» **THE REQUEST**: Switch "distance measuring operation" to "range finding operation" in the lines of the records from the one holding "Patent image size: (816, 668)." through the one holding "The line sensor 8 is at (493, 110).", inclusive. Write out only those lines, with everything else unchanged.

» **RECORDS FOR THIS EXERCISE**:
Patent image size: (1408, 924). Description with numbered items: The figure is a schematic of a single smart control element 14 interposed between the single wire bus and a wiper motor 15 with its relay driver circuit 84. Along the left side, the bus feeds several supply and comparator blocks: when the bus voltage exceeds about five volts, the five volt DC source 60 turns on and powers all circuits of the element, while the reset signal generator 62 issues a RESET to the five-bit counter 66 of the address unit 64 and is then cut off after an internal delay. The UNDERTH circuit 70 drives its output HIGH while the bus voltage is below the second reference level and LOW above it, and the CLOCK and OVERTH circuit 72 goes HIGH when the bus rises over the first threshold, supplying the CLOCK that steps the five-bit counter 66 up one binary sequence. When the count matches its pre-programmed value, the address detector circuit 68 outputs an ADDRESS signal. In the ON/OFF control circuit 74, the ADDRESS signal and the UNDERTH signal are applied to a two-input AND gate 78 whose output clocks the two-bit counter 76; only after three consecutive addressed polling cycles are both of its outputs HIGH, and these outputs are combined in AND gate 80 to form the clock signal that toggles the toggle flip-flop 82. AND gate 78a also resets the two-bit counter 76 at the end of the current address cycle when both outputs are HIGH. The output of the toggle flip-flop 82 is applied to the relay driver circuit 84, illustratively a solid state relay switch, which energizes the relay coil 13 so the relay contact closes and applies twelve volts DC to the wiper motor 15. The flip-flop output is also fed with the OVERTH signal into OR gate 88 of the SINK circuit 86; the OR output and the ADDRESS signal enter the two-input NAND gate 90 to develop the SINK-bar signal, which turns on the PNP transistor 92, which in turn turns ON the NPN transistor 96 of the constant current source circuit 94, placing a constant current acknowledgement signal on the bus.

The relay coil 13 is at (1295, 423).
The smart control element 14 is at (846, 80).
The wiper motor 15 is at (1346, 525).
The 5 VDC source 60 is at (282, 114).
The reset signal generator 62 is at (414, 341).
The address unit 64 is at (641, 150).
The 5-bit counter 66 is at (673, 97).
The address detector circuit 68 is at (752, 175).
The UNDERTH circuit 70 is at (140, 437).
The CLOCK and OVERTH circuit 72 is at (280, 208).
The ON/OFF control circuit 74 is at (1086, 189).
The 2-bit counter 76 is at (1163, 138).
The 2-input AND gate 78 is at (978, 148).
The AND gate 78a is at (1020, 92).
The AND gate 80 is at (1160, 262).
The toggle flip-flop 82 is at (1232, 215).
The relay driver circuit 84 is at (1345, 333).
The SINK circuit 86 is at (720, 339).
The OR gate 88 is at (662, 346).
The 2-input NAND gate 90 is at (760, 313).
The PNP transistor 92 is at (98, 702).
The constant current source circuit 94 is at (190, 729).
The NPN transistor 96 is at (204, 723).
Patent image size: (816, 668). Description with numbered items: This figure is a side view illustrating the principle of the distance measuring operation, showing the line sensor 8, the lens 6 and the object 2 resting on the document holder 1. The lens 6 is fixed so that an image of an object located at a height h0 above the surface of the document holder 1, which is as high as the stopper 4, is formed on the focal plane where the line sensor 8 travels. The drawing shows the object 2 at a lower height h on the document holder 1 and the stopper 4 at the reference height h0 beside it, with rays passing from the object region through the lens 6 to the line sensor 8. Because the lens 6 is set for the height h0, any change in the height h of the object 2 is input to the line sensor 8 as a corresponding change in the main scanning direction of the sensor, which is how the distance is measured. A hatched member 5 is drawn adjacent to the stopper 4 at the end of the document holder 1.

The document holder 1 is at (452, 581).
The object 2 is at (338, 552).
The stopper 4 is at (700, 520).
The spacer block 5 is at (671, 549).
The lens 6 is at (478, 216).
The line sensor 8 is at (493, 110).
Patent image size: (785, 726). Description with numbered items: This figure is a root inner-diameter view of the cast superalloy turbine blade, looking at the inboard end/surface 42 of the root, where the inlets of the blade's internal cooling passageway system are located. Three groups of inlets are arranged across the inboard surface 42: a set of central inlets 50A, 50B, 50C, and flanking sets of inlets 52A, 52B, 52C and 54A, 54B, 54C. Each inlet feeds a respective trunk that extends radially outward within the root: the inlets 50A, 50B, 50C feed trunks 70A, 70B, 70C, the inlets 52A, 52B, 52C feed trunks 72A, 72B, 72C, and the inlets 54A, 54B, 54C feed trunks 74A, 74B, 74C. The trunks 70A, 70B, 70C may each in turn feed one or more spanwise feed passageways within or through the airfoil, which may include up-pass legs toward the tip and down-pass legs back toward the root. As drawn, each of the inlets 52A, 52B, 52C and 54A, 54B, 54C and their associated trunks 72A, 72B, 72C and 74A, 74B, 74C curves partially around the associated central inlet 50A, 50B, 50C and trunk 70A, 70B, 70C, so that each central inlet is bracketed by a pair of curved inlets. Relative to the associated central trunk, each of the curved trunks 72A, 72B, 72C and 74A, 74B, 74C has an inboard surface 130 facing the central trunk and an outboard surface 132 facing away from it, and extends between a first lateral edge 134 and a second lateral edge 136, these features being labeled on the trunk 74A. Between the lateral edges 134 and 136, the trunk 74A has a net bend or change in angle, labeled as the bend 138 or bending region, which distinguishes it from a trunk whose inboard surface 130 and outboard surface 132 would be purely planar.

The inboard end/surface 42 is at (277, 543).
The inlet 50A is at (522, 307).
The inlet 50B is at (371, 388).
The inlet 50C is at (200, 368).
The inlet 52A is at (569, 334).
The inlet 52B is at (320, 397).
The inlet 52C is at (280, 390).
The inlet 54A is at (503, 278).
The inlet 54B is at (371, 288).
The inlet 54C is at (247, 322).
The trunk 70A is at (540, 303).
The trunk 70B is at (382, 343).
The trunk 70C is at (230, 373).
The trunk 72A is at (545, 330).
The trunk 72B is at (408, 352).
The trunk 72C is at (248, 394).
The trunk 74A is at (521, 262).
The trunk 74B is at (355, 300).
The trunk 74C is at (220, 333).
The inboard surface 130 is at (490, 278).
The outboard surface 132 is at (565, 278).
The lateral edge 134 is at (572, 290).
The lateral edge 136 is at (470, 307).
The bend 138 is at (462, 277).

» **TASK RESPONSE**:
Patent image size: (816, 668). Description with numbered items: This figure is a side view illustrating the principle of the range finding operation, showing the line sensor 8, the lens 6 and the object 2 resting on the document holder 1. The lens 6 is fixed so that an image of an object located at a height h0 above the surface of the document holder 1, which is as high as the stopper 4, is formed on the focal plane where the line sensor 8 travels. The drawing shows the object 2 at a lower height h on the document holder 1 and the stopper 4 at the reference height h0 beside it, with rays passing from the object region through the lens 6 to the line sensor 8. Because the lens 6 is set for the height h0, any change in the height h of the object 2 is input to the line sensor 8 as a corresponding change in the main scanning direction of the sensor, which is how the distance is measured. A hatched member 5 is drawn adjacent to the stopper 4 at the end of the document holder 1.

The document holder 1 is at (452, 581).
The object 2 is at (338, 552).
The stopper 4 is at (700, 520).
The spacer block 5 is at (671, 549).
The lens 6 is at (478, 216).
The line sensor 8 is at (493, 110).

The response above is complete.